WHAT YOU ARE ASKED TO DO: In the items below, put every line from the one containing "chart-title: CREE VS" through the one containing "trend-line-cree <box>44 243 689 671</box>" into a JSON array of strings, one string per line. Omit any blank lines.

ENTRIES:
- - - -

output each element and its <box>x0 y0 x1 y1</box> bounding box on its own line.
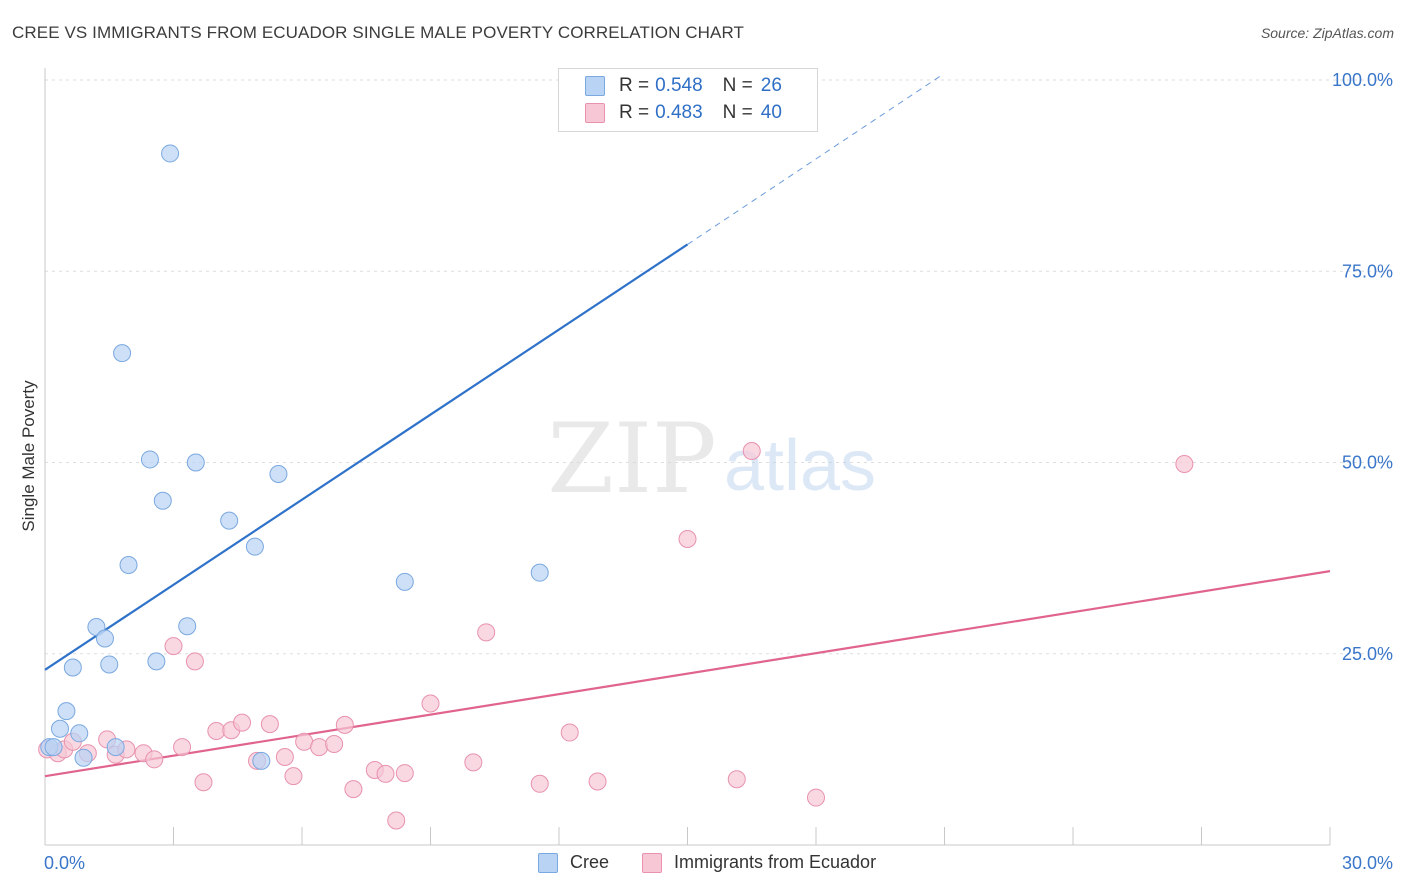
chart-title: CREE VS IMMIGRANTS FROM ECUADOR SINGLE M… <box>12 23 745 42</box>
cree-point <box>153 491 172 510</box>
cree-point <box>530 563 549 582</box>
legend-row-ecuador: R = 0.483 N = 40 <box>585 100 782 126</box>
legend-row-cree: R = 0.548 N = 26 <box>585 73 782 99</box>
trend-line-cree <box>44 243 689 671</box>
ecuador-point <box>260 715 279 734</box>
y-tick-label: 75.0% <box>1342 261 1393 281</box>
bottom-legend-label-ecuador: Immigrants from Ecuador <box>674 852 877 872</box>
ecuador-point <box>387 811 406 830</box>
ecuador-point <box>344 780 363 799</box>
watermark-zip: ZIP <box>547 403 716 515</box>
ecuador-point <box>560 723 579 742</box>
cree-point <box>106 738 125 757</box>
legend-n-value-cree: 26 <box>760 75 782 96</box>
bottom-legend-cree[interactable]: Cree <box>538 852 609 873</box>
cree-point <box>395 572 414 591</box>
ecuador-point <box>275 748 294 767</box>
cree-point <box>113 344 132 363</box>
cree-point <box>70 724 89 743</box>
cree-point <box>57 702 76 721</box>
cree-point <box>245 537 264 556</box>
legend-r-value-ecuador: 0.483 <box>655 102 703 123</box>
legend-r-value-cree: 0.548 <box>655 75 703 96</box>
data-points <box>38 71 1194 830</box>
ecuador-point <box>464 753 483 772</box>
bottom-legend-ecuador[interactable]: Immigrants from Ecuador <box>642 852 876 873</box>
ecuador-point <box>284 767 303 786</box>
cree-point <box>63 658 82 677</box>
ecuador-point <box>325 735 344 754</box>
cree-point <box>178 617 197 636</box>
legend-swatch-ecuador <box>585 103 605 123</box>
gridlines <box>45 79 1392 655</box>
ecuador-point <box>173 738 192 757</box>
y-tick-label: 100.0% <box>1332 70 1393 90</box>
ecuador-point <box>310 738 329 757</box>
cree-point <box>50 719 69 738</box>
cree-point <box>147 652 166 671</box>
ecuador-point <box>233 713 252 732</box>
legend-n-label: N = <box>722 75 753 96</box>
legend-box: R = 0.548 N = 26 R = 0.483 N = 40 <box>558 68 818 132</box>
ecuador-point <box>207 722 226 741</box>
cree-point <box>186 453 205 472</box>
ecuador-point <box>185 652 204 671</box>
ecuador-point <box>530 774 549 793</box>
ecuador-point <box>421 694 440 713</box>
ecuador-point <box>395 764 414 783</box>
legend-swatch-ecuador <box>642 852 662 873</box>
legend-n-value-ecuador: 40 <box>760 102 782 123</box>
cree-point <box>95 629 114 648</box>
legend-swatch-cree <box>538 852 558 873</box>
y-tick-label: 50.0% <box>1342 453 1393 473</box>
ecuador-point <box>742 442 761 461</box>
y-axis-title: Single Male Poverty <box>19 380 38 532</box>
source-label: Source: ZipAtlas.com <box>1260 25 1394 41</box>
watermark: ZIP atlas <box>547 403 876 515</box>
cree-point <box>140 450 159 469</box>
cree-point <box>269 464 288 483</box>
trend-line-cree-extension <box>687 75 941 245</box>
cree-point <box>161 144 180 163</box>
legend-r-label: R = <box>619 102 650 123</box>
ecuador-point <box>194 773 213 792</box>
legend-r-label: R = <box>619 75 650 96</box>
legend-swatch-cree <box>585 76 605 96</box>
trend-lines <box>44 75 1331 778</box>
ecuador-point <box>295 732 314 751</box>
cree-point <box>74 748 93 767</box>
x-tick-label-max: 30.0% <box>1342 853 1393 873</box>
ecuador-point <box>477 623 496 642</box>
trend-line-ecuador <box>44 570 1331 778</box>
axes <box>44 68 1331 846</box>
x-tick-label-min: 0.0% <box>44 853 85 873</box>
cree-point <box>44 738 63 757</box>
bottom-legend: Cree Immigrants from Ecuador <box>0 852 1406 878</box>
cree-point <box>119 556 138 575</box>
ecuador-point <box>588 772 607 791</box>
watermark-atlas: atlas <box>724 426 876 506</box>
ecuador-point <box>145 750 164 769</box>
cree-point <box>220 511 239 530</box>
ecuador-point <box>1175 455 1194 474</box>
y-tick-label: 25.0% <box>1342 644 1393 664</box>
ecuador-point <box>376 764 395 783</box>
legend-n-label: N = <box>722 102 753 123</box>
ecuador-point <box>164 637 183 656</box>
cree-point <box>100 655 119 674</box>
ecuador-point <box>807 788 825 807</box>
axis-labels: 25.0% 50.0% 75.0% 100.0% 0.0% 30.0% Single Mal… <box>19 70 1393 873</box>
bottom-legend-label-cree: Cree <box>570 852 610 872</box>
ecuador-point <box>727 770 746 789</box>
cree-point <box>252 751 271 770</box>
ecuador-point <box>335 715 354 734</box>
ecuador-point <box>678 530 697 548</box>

- - - -

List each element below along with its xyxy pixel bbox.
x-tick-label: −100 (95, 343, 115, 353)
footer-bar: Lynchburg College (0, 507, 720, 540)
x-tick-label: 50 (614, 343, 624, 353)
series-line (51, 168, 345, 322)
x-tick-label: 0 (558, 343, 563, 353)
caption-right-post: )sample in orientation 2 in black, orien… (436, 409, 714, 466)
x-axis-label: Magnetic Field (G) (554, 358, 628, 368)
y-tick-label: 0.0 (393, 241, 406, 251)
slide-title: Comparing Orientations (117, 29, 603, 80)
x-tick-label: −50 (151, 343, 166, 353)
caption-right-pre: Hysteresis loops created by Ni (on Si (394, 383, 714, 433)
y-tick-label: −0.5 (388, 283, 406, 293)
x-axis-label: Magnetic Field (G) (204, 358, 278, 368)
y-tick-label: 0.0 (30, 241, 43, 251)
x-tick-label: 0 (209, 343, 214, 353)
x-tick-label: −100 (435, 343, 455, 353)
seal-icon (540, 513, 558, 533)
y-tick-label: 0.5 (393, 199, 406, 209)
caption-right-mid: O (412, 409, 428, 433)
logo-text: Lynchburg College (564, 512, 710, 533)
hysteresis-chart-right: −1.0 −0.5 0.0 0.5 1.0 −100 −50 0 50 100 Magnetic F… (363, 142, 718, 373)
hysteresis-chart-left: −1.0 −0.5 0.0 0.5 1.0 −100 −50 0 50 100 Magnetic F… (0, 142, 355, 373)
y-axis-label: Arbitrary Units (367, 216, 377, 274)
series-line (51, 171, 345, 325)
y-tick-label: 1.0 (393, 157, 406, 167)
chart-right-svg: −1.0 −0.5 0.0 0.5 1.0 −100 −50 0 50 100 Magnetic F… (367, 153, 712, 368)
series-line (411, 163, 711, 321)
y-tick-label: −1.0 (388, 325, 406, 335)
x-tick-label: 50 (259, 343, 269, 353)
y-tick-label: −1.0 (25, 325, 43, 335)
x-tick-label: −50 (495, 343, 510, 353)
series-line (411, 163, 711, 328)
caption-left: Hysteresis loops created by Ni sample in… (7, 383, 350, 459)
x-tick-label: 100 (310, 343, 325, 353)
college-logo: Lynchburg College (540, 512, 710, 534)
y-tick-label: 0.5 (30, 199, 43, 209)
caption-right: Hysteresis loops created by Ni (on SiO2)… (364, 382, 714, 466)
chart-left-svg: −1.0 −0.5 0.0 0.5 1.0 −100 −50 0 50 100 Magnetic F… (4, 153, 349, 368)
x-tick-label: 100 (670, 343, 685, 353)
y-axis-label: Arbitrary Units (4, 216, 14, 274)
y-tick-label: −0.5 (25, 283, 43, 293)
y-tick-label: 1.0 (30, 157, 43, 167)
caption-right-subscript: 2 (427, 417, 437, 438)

- - - -

THE COMPLETED TASK:
[
  "chart-title: CREE VS IMMIGRANTS FROM ECUADOR SINGLE M… <box>12 23 745 42</box>",
  "cree-point <box>153 491 172 510</box>",
  "cree-point <box>530 563 549 582</box>",
  "legend-row-ecuador: R = 0.483 N = 40 <box>585 100 782 126</box>",
  "legend-row-cree: R = 0.548 N = 26 <box>585 73 782 99</box>",
  "trend-line-cree <box>44 243 689 671</box>"
]